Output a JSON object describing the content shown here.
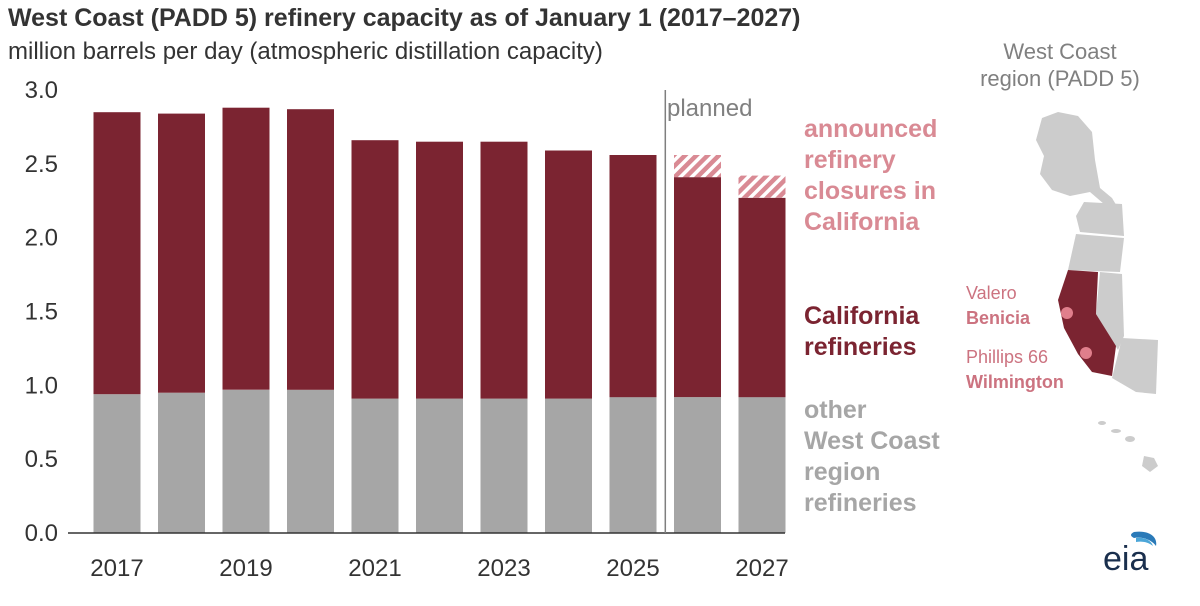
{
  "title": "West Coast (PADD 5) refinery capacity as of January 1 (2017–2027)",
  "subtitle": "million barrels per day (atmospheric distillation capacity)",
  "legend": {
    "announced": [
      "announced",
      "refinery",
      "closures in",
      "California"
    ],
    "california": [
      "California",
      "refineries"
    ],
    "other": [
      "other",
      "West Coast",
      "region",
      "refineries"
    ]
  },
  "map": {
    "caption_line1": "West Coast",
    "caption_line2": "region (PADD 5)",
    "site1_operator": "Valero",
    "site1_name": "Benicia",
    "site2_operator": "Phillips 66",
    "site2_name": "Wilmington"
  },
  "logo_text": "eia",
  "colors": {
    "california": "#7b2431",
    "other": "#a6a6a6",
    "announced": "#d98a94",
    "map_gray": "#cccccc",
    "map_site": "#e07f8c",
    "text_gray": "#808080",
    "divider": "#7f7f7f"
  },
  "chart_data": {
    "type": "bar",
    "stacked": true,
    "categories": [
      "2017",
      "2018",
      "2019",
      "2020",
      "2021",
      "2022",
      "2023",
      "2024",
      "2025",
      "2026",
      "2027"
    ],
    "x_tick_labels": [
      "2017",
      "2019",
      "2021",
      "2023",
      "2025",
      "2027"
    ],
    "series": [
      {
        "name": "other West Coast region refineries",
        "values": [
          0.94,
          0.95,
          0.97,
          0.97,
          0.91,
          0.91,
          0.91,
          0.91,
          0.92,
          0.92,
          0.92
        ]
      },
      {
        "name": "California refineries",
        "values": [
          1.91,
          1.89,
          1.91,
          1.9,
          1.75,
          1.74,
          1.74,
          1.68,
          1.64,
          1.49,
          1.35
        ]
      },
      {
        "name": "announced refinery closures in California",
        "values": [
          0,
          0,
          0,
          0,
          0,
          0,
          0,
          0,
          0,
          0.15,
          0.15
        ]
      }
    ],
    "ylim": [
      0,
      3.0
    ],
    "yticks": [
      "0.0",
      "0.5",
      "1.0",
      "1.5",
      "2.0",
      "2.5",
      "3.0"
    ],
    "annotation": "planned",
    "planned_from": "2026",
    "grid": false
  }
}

..........

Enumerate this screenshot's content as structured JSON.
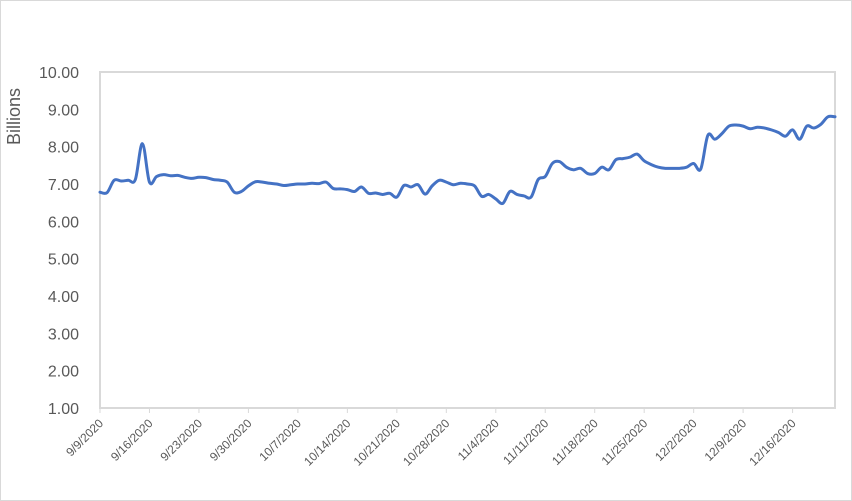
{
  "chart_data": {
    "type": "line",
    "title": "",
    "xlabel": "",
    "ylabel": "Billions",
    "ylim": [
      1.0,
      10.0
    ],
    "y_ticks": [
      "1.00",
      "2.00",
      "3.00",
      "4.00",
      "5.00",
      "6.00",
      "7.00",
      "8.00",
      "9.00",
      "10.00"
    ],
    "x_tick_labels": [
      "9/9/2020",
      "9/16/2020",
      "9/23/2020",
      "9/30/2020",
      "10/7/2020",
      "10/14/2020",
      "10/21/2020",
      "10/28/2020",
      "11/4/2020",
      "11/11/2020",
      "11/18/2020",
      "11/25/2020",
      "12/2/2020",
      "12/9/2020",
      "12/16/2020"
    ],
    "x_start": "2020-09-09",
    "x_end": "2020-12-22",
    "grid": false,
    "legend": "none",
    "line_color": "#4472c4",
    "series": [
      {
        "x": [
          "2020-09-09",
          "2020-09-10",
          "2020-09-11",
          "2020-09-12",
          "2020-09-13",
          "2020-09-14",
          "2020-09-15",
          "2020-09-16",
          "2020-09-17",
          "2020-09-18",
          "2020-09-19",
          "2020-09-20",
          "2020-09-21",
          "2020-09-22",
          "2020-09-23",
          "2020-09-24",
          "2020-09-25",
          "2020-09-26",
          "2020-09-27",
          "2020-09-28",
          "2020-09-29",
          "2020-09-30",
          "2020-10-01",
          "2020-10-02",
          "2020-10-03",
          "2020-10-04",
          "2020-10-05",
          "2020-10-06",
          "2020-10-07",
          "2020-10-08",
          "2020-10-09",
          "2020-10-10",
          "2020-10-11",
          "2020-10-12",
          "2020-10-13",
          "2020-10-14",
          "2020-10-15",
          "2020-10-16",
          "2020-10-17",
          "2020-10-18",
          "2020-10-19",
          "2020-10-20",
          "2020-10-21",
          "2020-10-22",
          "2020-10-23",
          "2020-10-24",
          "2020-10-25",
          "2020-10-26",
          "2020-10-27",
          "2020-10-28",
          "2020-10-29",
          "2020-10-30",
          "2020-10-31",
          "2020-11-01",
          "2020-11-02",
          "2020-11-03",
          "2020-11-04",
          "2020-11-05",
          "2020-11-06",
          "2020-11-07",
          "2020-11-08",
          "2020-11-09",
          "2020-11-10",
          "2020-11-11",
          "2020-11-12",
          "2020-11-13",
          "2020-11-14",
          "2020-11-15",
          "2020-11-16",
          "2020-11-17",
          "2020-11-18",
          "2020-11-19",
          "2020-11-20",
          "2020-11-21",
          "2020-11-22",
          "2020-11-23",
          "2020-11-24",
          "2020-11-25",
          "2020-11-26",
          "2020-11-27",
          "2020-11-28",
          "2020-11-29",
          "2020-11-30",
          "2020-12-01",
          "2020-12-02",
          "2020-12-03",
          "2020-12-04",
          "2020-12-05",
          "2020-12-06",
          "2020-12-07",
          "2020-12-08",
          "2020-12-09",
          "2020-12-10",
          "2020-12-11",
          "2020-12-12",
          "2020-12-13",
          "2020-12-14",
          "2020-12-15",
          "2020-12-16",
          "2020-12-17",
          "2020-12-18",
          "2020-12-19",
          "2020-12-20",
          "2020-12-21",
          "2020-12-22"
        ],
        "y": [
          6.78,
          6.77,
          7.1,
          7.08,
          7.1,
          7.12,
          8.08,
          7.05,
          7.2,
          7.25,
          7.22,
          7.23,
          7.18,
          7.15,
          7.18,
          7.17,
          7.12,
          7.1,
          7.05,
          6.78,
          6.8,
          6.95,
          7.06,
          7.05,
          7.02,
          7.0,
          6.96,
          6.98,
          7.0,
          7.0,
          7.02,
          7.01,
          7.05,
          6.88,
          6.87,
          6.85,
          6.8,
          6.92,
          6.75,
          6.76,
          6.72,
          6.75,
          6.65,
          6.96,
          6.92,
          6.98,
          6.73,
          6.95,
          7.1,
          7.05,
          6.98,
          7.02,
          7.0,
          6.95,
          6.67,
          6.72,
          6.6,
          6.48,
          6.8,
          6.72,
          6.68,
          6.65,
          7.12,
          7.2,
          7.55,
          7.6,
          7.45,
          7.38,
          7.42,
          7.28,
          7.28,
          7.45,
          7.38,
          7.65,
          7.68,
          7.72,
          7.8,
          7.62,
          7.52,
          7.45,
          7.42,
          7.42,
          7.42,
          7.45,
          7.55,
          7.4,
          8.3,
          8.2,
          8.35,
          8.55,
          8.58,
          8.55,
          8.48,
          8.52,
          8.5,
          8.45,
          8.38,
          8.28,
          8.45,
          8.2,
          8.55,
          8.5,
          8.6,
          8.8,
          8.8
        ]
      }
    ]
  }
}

..........

Exercise aim: Go over the records above and tally the lines with the word "region" in them. Give the number alone.

Exercise result: 3